Records for this task -
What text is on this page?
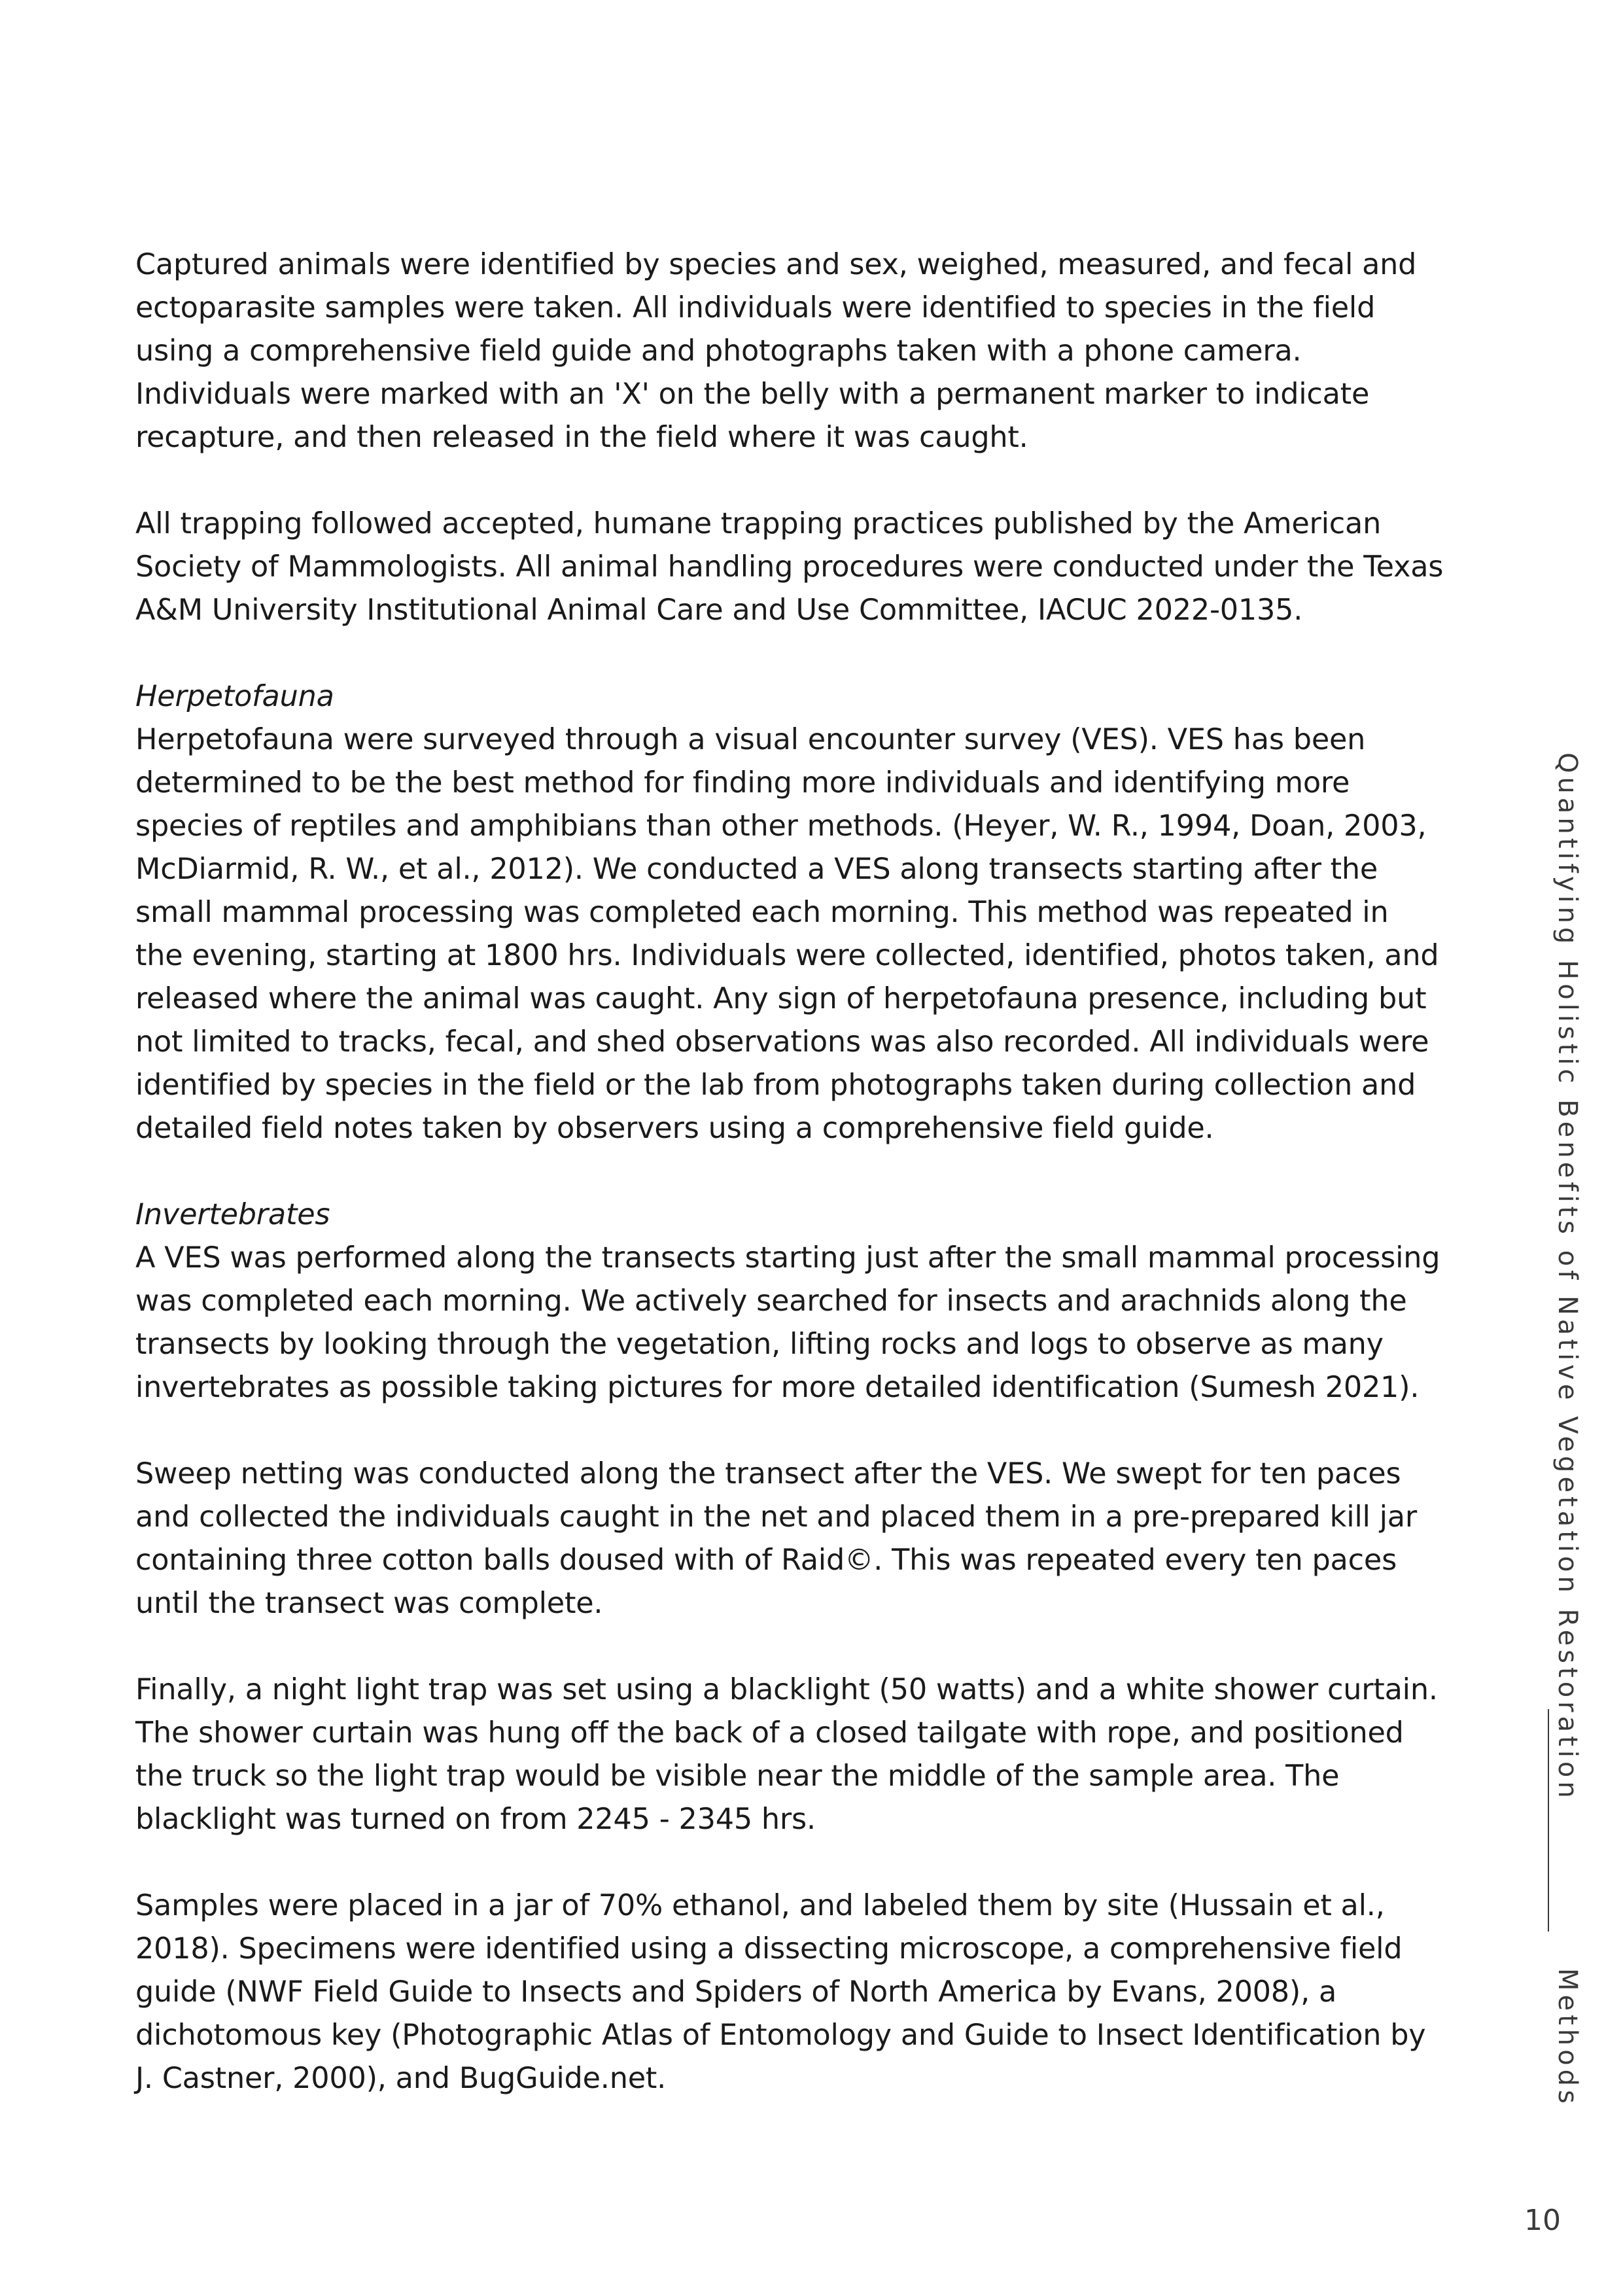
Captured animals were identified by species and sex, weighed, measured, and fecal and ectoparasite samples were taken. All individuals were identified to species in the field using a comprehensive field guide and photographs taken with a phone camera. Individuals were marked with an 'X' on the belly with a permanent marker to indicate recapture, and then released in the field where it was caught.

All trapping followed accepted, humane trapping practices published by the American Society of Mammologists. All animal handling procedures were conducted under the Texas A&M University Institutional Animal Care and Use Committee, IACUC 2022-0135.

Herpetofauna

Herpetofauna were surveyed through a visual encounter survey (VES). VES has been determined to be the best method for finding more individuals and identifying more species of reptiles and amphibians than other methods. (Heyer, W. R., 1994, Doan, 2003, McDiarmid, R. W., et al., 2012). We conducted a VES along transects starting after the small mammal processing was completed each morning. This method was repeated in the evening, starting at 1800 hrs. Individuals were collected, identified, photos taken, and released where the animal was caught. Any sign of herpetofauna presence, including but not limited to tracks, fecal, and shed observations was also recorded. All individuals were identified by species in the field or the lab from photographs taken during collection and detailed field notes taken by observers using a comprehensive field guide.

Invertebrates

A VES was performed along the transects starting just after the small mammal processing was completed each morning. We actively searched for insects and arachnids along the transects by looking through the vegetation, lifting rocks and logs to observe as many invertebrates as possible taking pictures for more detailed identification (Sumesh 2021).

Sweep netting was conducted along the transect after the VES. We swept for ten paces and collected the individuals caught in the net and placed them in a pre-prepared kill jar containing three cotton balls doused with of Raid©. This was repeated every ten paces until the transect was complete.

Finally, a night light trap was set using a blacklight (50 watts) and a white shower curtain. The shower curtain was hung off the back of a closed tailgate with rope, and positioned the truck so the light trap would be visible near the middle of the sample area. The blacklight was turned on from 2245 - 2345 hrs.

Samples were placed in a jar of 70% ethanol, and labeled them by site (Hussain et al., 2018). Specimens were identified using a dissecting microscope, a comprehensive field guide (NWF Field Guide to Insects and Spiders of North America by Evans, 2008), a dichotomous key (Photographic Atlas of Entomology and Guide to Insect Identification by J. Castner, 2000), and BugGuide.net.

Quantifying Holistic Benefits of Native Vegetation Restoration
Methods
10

Stated exercise - Extract the entries in full, exactly as they are, minus the pictures.

Solution -
What text is on this page?
Captured animals were identified by species and sex, weighed, measured, and fecal and ectoparasite samples were taken. All individuals were identified to species in the field using a comprehensive field guide and photographs taken with a phone camera. Individuals were marked with an 'X' on the belly with a permanent marker to indicate recapture, and then released in the field where it was caught.

All trapping followed accepted, humane trapping practices published by the American Society of Mammologists. All animal handling procedures were conducted under the Texas A&M University Institutional Animal Care and Use Committee, IACUC 2022-0135.

Herpetofauna

Herpetofauna were surveyed through a visual encounter survey (VES). VES has been determined to be the best method for finding more individuals and identifying more species of reptiles and amphibians than other methods. (Heyer, W. R., 1994, Doan, 2003, McDiarmid, R. W., et al., 2012). We conducted a VES along transects starting after the small mammal processing was completed each morning. This method was repeated in the evening, starting at 1800 hrs. Individuals were collected, identified, photos taken, and released where the animal was caught. Any sign of herpetofauna presence, including but not limited to tracks, fecal, and shed observations was also recorded. All individuals were identified by species in the field or the lab from photographs taken during collection and detailed field notes taken by observers using a comprehensive field guide.

Invertebrates

A VES was performed along the transects starting just after the small mammal processing was completed each morning. We actively searched for insects and arachnids along the transects by looking through the vegetation, lifting rocks and logs to observe as many invertebrates as possible taking pictures for more detailed identification (Sumesh 2021).

Sweep netting was conducted along the transect after the VES. We swept for ten paces and collected the individuals caught in the net and placed them in a pre-prepared kill jar containing three cotton balls doused with of Raid©. This was repeated every ten paces until the transect was complete.

Finally, a night light trap was set using a blacklight (50 watts) and a white shower curtain. The shower curtain was hung off the back of a closed tailgate with rope, and positioned the truck so the light trap would be visible near the middle of the sample area. The blacklight was turned on from 2245 - 2345 hrs.

Samples were placed in a jar of 70% ethanol, and labeled them by site (Hussain et al., 2018). Specimens were identified using a dissecting microscope, a comprehensive field guide (NWF Field Guide to Insects and Spiders of North America by Evans, 2008), a dichotomous key (Photographic Atlas of Entomology and Guide to Insect Identification by J. Castner, 2000), and BugGuide.net.

Quantifying Holistic Benefits of Native Vegetation Restoration
Methods
10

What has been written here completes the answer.